▸ ENTRIES PROVIDED:
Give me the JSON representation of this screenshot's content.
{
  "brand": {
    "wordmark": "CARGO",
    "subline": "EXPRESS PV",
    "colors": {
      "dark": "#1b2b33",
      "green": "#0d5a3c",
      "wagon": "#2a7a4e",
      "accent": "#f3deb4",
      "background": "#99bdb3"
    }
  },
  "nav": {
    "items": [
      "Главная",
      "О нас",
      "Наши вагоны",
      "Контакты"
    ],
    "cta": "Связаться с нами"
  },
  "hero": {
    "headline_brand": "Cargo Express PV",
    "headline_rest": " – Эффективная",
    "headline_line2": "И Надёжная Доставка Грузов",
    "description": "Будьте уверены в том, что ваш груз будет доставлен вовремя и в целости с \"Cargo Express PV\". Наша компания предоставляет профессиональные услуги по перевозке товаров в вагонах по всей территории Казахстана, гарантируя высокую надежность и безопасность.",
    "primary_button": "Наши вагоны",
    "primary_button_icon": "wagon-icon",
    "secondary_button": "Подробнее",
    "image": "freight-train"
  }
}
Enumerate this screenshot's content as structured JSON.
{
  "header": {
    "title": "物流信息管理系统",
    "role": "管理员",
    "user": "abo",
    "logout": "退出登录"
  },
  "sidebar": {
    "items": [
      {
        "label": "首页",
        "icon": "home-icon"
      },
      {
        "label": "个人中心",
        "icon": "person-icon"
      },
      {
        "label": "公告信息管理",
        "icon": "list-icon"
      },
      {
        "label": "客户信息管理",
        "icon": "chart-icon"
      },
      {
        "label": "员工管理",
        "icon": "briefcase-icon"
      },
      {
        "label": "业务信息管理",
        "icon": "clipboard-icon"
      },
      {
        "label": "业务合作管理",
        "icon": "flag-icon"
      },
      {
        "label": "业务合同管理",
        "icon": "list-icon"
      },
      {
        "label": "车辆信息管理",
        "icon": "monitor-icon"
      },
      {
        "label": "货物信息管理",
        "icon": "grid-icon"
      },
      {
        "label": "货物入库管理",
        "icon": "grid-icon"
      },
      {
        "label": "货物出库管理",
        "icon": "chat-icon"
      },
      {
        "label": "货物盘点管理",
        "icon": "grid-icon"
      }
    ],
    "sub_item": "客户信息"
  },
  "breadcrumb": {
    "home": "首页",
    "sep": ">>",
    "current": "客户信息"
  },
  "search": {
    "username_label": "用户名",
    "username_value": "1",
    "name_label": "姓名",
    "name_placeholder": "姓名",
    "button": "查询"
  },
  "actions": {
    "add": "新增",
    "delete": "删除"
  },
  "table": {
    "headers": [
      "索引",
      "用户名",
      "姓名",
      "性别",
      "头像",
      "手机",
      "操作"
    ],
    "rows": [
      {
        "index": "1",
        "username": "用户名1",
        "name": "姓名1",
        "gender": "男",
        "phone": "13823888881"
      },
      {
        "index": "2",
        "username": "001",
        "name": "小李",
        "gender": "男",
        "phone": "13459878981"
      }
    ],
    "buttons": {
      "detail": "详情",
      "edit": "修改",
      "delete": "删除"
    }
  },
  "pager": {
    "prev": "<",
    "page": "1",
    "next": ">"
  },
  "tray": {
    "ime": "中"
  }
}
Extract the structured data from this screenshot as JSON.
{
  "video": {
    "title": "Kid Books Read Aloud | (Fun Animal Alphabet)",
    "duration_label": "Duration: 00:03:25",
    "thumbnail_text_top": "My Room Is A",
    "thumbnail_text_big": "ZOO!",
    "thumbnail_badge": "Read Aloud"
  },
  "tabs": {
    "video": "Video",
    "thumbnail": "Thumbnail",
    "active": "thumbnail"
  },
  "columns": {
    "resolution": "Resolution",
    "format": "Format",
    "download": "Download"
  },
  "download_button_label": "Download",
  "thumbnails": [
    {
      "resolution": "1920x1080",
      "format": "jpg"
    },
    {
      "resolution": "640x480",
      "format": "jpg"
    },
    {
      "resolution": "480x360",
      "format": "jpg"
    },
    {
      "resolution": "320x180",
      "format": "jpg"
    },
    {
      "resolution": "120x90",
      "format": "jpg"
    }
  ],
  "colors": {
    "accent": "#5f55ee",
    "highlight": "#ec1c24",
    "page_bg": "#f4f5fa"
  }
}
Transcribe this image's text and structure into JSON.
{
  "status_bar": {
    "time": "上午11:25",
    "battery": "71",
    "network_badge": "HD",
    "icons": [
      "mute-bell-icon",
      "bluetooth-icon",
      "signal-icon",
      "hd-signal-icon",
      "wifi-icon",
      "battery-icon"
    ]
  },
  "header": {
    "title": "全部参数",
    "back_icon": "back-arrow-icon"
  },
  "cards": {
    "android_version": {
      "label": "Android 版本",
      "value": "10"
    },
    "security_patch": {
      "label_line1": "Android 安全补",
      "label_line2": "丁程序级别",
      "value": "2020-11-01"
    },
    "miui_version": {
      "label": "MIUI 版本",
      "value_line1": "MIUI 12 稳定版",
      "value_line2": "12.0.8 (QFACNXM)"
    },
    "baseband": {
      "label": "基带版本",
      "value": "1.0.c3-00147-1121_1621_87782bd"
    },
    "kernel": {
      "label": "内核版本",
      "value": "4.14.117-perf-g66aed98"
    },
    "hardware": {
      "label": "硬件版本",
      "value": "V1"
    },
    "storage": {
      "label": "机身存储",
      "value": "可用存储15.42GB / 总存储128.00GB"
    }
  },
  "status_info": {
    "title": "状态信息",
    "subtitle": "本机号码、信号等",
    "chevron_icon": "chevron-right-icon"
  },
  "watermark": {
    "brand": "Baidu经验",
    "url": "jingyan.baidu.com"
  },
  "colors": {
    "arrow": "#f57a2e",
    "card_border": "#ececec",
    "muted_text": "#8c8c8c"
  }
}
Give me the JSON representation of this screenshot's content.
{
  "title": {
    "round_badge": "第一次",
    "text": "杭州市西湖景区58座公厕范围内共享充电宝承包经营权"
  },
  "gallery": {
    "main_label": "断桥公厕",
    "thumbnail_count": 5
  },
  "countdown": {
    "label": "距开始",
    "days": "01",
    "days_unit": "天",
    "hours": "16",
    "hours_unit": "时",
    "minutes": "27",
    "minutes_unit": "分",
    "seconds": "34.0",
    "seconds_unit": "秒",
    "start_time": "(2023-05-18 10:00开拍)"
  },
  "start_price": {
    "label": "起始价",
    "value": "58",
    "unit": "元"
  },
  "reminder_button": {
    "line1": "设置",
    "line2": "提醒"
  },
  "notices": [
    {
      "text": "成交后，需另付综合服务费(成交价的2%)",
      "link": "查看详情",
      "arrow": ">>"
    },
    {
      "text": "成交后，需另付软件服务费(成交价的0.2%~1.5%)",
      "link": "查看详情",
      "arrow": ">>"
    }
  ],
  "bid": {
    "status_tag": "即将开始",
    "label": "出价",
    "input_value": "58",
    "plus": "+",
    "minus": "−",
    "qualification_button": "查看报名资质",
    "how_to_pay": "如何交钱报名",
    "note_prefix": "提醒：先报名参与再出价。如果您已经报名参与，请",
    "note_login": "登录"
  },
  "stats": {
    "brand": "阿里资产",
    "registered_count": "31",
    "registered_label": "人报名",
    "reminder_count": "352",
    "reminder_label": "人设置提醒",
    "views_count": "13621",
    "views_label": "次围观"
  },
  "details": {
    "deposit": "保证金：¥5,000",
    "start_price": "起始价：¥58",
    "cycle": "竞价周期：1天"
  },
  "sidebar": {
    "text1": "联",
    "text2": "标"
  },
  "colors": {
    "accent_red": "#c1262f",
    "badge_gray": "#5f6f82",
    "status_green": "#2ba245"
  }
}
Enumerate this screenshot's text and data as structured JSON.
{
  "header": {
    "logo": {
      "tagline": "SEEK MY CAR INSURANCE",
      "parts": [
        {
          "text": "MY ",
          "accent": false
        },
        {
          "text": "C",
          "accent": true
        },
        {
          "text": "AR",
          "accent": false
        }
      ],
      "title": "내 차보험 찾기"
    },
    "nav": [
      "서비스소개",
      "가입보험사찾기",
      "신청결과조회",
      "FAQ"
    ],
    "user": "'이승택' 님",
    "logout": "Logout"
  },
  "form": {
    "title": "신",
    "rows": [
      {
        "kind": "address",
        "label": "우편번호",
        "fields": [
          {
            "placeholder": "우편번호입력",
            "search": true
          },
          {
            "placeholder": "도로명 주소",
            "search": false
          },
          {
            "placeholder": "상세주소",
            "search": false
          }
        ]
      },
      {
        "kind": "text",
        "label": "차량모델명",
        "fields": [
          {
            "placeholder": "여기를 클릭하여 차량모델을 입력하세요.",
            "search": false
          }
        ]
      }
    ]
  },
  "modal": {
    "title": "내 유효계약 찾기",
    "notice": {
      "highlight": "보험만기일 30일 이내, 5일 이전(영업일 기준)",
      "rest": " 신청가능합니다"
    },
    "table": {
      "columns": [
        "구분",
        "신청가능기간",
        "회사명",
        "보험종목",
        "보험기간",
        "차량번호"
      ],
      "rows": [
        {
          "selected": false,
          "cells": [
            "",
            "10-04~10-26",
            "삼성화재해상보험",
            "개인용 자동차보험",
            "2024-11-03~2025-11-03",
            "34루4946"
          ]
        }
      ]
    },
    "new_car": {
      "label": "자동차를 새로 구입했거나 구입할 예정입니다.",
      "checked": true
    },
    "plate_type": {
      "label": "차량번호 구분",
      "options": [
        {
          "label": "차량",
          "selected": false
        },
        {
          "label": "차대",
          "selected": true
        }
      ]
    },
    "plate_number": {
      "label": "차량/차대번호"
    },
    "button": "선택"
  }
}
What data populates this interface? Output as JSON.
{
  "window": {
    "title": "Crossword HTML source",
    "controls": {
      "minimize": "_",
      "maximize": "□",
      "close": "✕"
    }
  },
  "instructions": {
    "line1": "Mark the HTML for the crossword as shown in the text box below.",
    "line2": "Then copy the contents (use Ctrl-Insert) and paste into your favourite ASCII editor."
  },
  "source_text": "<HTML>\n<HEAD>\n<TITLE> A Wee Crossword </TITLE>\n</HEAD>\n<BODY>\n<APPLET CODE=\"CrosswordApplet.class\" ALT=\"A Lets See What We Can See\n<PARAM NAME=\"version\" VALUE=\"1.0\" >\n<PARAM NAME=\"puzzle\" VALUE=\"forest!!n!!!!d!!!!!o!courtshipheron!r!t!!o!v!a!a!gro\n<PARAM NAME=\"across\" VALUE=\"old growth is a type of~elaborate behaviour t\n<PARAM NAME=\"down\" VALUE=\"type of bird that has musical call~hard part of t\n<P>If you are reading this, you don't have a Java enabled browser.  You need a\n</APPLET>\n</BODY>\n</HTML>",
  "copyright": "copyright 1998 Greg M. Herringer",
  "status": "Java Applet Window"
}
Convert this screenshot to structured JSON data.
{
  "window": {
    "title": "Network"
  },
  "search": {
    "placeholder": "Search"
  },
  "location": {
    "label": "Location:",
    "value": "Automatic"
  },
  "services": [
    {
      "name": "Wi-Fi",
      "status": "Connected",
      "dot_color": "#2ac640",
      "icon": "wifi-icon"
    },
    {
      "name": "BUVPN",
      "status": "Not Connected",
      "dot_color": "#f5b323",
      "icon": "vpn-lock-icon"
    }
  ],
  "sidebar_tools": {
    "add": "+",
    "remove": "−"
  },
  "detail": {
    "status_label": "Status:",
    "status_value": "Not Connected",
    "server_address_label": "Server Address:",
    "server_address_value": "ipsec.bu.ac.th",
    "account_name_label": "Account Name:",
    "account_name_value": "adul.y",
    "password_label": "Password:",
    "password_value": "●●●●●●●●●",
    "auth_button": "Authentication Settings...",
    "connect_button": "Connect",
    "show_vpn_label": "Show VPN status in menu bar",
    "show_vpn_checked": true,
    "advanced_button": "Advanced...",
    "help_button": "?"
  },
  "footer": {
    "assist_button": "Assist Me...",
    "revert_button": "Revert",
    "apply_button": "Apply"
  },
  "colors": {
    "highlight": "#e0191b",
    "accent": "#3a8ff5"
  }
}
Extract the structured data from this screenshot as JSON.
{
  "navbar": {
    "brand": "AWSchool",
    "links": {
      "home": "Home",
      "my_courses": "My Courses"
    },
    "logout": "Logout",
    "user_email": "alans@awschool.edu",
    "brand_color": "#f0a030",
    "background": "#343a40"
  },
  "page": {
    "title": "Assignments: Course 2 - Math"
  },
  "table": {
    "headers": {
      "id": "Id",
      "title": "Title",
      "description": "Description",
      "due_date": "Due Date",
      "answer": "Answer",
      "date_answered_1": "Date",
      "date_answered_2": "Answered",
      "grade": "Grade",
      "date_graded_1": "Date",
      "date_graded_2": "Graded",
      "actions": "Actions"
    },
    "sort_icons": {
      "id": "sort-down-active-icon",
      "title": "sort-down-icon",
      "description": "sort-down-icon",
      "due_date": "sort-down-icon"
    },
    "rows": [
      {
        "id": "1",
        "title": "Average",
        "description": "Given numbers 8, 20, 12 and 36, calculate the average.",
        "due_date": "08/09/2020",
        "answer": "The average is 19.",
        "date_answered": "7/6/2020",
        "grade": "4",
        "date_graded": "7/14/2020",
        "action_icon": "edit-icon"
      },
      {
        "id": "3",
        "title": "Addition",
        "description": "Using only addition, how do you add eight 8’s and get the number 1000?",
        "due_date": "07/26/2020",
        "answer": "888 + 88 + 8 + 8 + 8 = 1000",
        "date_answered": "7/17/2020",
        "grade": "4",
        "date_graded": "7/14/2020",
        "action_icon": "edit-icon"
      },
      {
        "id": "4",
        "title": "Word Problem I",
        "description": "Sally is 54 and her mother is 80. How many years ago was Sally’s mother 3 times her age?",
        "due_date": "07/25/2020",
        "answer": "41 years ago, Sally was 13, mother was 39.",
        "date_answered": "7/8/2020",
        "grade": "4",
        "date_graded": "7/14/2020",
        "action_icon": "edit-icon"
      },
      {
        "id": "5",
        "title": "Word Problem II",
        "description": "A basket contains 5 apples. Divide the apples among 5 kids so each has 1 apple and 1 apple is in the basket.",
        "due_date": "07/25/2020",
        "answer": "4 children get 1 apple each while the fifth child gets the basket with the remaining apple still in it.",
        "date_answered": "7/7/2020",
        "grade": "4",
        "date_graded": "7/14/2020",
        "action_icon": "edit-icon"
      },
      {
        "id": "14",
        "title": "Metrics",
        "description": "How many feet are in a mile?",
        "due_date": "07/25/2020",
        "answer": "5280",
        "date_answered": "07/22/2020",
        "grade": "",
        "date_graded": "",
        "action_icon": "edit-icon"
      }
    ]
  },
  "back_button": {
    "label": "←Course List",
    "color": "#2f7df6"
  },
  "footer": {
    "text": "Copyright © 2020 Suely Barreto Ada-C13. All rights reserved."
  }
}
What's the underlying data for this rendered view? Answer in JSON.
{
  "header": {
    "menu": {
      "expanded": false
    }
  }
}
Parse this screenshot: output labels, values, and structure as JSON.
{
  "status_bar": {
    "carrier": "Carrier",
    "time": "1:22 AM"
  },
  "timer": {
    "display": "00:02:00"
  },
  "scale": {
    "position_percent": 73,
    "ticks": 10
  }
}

▸ PROBLEM STATEMENT: Exactly and only the lines from the line containing "Parse this screenshot: output" through the last line of the entries should be copied, both ends included.

▸ TASK OUTPUT:
Parse this screenshot: output labels, values, and structure as JSON.
{
  "status_bar": {
    "carrier": "Carrier",
    "time": "1:22 AM"
  },
  "timer": {
    "display": "00:02:00"
  },
  "scale": {
    "position_percent": 73,
    "ticks": 10
  }
}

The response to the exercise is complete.